#### [Records shown]
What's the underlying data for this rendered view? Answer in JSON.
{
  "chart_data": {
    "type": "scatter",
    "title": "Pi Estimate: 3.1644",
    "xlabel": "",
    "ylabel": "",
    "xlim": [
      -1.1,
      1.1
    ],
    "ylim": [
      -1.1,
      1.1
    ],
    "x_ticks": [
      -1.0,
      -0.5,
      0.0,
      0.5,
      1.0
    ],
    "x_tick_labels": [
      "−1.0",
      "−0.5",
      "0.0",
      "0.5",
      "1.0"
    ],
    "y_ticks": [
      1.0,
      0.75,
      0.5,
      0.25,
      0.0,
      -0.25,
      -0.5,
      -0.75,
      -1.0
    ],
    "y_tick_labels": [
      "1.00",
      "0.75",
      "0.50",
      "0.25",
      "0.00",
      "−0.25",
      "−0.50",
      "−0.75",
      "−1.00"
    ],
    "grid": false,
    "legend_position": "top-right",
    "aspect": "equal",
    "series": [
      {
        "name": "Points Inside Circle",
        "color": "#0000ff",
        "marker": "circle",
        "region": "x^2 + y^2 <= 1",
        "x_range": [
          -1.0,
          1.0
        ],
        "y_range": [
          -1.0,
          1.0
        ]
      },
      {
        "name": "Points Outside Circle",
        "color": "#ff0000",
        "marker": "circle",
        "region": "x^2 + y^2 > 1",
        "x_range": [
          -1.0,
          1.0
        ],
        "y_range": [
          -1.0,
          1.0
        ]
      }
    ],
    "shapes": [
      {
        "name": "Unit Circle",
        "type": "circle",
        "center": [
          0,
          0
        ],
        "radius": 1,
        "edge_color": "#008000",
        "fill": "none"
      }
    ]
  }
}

#### [Exercise brief]
Using the material above, report each line where "name" occurs.

#### [Task response]
        "name": "Points Inside Circle",
        "name": "Points Outside Circle",
        "name": "Unit Circle",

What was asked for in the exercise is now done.